(Figure content listings)
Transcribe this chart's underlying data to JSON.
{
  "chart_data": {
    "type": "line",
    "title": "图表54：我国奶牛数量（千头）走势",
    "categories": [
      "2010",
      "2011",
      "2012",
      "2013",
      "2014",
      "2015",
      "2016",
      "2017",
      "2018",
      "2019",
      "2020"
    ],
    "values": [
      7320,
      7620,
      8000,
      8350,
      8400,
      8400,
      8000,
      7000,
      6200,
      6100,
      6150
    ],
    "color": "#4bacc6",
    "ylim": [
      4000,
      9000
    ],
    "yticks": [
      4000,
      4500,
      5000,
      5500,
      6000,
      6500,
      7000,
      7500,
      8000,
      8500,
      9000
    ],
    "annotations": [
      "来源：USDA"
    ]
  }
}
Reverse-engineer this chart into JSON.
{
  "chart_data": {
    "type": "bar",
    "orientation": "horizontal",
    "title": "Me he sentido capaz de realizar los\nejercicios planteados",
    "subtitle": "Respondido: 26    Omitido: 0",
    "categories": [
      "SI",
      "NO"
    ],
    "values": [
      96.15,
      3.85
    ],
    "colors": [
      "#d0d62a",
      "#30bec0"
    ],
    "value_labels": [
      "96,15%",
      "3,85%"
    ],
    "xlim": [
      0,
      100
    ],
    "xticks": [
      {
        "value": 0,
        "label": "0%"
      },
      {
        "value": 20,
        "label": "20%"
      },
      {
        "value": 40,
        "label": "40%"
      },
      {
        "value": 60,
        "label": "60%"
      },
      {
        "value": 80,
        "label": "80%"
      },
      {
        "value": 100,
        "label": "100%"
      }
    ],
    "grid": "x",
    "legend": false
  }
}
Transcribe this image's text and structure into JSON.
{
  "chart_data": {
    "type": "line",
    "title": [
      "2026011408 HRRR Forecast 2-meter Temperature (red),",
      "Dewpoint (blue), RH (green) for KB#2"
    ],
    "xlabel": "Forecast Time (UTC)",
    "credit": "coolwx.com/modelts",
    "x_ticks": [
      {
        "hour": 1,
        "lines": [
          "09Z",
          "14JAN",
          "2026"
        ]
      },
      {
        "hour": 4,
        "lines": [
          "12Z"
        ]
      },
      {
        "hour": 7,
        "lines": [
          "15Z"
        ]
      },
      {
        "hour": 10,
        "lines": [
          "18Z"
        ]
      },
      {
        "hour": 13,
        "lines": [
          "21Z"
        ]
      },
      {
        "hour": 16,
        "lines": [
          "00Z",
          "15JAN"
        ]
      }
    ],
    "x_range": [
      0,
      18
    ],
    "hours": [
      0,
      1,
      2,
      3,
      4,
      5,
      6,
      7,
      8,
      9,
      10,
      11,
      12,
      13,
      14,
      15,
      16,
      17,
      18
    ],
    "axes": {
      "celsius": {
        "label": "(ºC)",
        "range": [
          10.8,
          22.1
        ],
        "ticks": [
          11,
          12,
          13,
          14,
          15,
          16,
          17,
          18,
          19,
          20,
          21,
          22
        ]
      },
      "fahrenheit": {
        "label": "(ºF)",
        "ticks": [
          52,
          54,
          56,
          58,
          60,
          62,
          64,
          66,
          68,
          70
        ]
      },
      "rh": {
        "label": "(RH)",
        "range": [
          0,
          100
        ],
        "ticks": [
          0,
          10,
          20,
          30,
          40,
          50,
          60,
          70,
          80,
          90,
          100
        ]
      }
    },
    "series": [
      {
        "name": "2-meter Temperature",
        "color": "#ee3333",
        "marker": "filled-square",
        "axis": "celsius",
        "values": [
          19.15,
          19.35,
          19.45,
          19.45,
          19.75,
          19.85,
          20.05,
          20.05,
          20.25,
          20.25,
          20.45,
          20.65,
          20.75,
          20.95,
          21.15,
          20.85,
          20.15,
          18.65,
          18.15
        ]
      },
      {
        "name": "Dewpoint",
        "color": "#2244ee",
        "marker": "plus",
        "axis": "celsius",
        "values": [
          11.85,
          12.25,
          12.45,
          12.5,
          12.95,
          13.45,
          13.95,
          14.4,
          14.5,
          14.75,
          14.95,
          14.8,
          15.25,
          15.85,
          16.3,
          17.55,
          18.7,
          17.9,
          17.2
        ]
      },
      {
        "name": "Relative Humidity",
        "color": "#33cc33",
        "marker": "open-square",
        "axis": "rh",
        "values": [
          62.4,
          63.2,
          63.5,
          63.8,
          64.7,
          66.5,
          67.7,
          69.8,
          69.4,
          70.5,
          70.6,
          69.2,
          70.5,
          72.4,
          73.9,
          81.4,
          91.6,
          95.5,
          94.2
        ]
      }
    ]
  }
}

§ Written instruction:
Scan the listing above. Collect all lines with the word "into".

§ Response to this exercise:
Reverse-engineer this chart into JSON.
Transcribe this image's text and structure into JSON.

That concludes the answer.